■ Information shown:
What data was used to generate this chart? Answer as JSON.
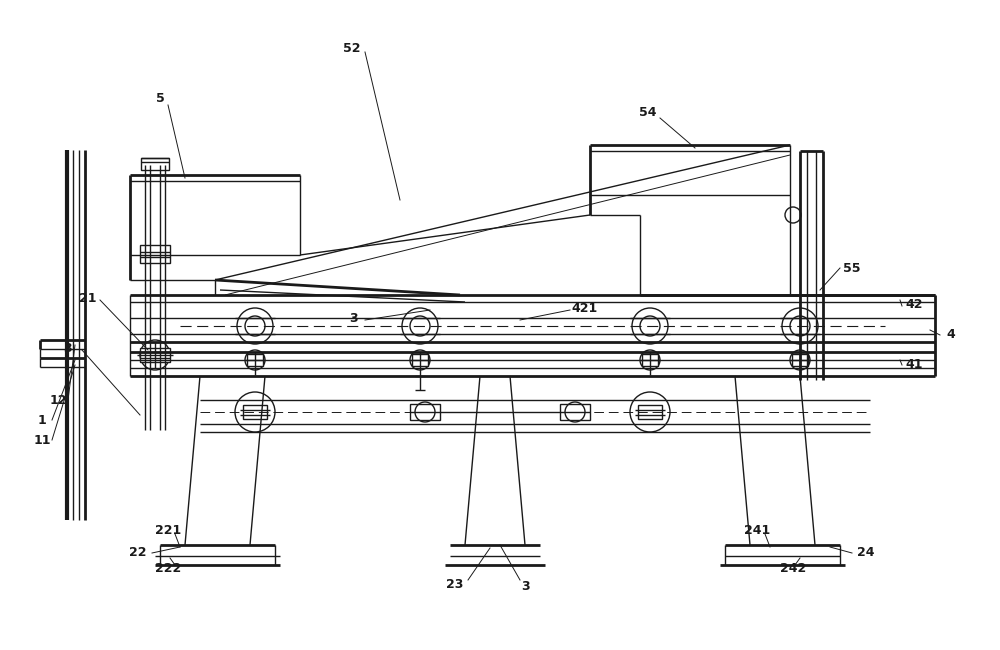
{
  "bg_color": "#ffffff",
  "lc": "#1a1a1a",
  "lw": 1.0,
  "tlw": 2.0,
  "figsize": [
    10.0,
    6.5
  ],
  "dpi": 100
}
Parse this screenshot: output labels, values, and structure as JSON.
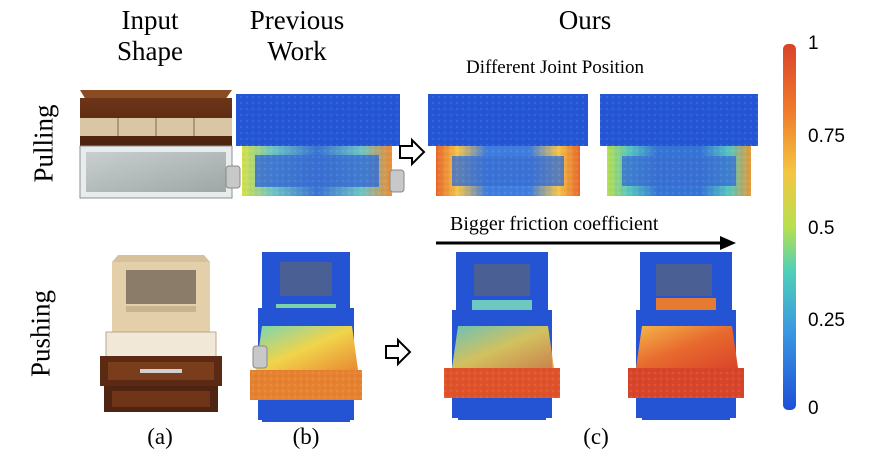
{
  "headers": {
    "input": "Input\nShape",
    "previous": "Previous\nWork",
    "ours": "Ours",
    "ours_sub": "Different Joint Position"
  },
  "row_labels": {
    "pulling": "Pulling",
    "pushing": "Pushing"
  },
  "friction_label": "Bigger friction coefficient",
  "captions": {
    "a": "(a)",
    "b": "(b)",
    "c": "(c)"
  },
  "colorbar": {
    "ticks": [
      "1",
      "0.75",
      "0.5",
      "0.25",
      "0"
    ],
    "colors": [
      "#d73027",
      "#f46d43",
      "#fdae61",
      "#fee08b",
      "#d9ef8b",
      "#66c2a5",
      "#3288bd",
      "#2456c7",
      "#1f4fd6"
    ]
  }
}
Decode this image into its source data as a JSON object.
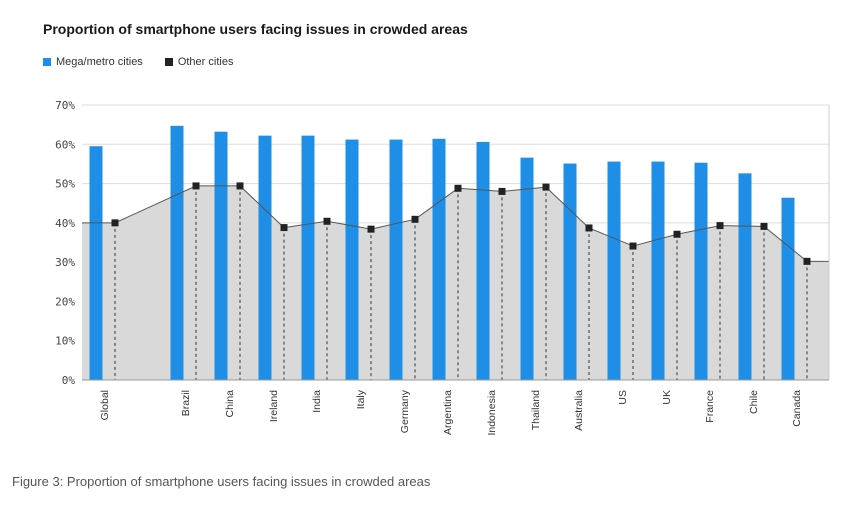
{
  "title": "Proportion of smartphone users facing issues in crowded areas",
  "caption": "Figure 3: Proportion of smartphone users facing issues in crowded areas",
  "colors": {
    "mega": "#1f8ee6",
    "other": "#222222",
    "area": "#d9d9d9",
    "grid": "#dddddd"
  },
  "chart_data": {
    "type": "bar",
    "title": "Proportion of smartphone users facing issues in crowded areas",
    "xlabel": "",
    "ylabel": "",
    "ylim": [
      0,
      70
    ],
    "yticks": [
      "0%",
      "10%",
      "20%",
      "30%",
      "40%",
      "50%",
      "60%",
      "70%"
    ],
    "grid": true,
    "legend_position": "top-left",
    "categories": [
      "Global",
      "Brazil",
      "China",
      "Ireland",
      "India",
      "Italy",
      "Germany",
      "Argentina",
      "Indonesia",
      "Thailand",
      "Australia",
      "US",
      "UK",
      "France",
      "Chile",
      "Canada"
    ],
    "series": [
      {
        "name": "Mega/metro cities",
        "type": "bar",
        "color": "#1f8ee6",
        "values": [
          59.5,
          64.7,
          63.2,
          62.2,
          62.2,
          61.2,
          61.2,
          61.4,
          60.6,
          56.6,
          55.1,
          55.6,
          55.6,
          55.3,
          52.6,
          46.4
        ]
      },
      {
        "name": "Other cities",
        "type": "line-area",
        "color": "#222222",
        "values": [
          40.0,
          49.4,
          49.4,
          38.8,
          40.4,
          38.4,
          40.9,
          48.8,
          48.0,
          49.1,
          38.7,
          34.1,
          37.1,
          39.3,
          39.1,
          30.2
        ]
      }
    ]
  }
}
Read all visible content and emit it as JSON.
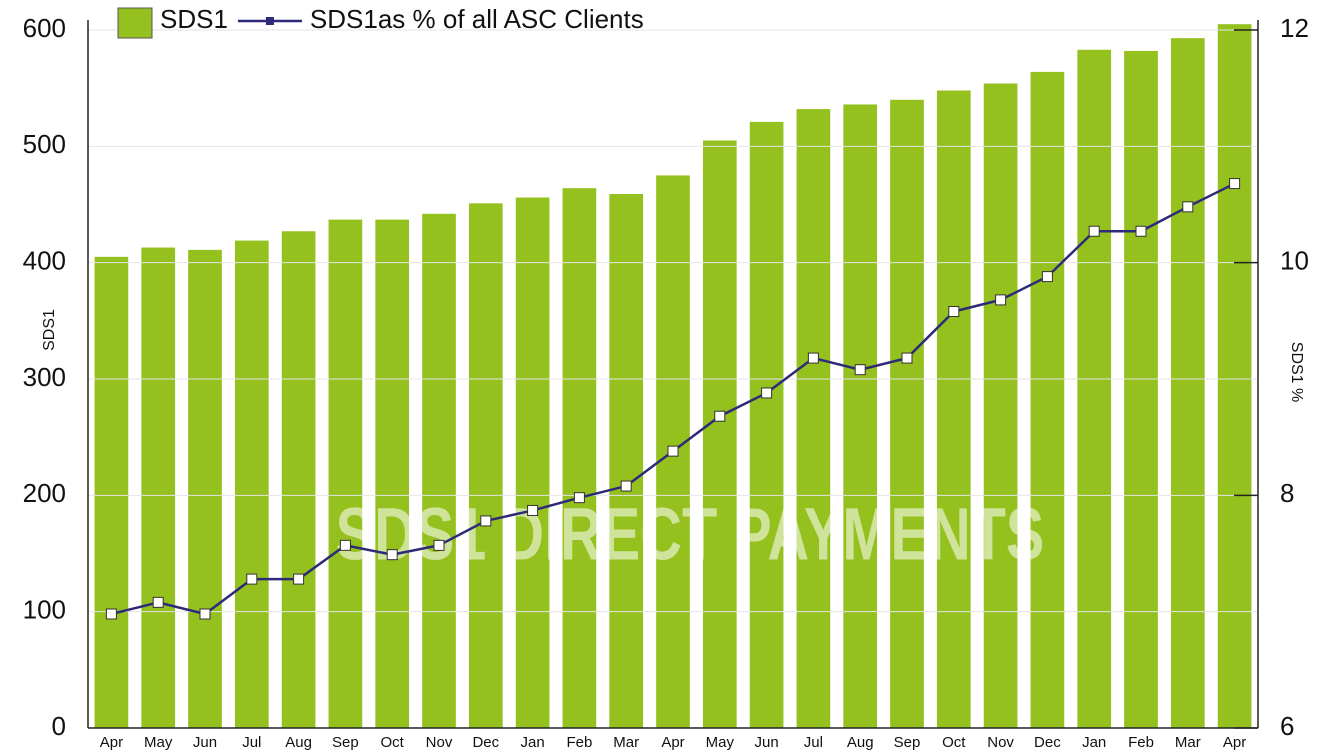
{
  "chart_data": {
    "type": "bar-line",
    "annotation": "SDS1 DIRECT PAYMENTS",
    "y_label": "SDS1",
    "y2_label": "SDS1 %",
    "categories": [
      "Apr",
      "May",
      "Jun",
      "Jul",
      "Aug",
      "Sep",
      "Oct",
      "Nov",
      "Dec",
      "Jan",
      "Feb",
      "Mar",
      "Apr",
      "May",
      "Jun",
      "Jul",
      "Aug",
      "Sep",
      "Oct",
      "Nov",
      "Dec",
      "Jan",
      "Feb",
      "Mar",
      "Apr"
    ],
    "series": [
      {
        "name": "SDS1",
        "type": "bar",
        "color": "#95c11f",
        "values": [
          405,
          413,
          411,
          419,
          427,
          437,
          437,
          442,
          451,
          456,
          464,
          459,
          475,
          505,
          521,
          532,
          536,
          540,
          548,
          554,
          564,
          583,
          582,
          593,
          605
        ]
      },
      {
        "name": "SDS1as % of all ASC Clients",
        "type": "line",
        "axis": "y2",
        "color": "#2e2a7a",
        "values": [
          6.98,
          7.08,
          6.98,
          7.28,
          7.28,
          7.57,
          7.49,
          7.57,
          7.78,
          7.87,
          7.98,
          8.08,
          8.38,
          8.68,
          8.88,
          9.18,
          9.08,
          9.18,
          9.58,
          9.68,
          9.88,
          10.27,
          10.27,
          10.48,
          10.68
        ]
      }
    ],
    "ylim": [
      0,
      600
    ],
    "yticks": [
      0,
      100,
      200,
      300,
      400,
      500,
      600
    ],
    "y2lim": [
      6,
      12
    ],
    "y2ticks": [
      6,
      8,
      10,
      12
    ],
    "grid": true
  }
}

■ Task: Make an exact copy of every record, pictures excluded.

■ Answer below:
What data was used to generate this chart? Answer as JSON.
{
  "bg_color": "#ffffff",
  "lc": "#1a1a1a",
  "lw": 1.0,
  "tlw": 2.0,
  "figsize": [
    10.0,
    6.5
  ],
  "dpi": 100
}
Parse this screenshot: output labels, values, and structure as JSON.
{
  "headers": {
    "input": "Input\nShape",
    "previous": "Previous\nWork",
    "ours": "Ours",
    "ours_sub": "Different Joint Position"
  },
  "row_labels": {
    "pulling": "Pulling",
    "pushing": "Pushing"
  },
  "friction_label": "Bigger friction coefficient",
  "captions": {
    "a": "(a)",
    "b": "(b)",
    "c": "(c)"
  },
  "colorbar": {
    "ticks": [
      "1",
      "0.75",
      "0.5",
      "0.25",
      "0"
    ],
    "colors": [
      "#d73027",
      "#f46d43",
      "#fdae61",
      "#fee08b",
      "#d9ef8b",
      "#66c2a5",
      "#3288bd",
      "#2456c7",
      "#1f4fd6"
    ]
  }
}
Decode this image into its source data as a JSON object.
{
  "title": "Proportion of smartphone users facing issues in crowded areas",
  "caption": "Figure 3: Proportion of smartphone users facing issues in crowded areas",
  "colors": {
    "mega": "#1f8ee6",
    "other": "#222222",
    "area": "#d9d9d9",
    "grid": "#dddddd"
  },
  "chart_data": {
    "type": "bar",
    "title": "Proportion of smartphone users facing issues in crowded areas",
    "xlabel": "",
    "ylabel": "",
    "ylim": [
      0,
      70
    ],
    "yticks": [
      "0%",
      "10%",
      "20%",
      "30%",
      "40%",
      "50%",
      "60%",
      "70%"
    ],
    "grid": true,
    "legend_position": "top-left",
    "categories": [
      "Global",
      "Brazil",
      "China",
      "Ireland",
      "India",
      "Italy",
      "Germany",
      "Argentina",
      "Indonesia",
      "Thailand",
      "Australia",
      "US",
      "UK",
      "France",
      "Chile",
      "Canada"
    ],
    "series": [
      {
        "name": "Mega/metro cities",
        "type": "bar",
        "color": "#1f8ee6",
        "values": [
          59.5,
          64.7,
          63.2,
          62.2,
          62.2,
          61.2,
          61.2,
          61.4,
          60.6,
          56.6,
          55.1,
          55.6,
          55.6,
          55.3,
          52.6,
          46.4
        ]
      },
      {
        "name": "Other cities",
        "type": "line-area",
        "color": "#222222",
        "values": [
          40.0,
          49.4,
          49.4,
          38.8,
          40.4,
          38.4,
          40.9,
          48.8,
          48.0,
          49.1,
          38.7,
          34.1,
          37.1,
          39.3,
          39.1,
          30.2
        ]
      }
    ]
  }
}
Read all visible content and emit it as JSON.
{
  "chart_data": {
    "type": "bar-line",
    "annotation": "SDS1 DIRECT PAYMENTS",
    "y_label": "SDS1",
    "y2_label": "SDS1 %",
    "categories": [
      "Apr",
      "May",
      "Jun",
      "Jul",
      "Aug",
      "Sep",
      "Oct",
      "Nov",
      "Dec",
      "Jan",
      "Feb",
      "Mar",
      "Apr",
      "May",
      "Jun",
      "Jul",
      "Aug",
      "Sep",
      "Oct",
      "Nov",
      "Dec",
      "Jan",
      "Feb",
      "Mar",
      "Apr"
    ],
    "series": [
      {
        "name": "SDS1",
        "type": "bar",
        "color": "#95c11f",
        "values": [
          405,
          413,
          411,
          419,
          427,
          437,
          437,
          442,
          451,
          456,
          464,
          459,
          475,
          505,
          521,
          532,
          536,
          540,
          548,
          554,
          564,
          583,
          582,
          593,
          605
        ]
      },
      {
        "name": "SDS1as % of all ASC Clients",
        "type": "line",
        "axis": "y2",
        "color": "#2e2a7a",
        "values": [
          6.98,
          7.08,
          6.98,
          7.28,
          7.28,
          7.57,
          7.49,
          7.57,
          7.78,
          7.87,
          7.98,
          8.08,
          8.38,
          8.68,
          8.88,
          9.18,
          9.08,
          9.18,
          9.58,
          9.68,
          9.88,
          10.27,
          10.27,
          10.48,
          10.68
        ]
      }
    ],
    "ylim": [
      0,
      600
    ],
    "yticks": [
      0,
      100,
      200,
      300,
      400,
      500,
      600
    ],
    "y2lim": [
      6,
      12
    ],
    "y2ticks": [
      6,
      8,
      10,
      12
    ],
    "grid": true
  }
}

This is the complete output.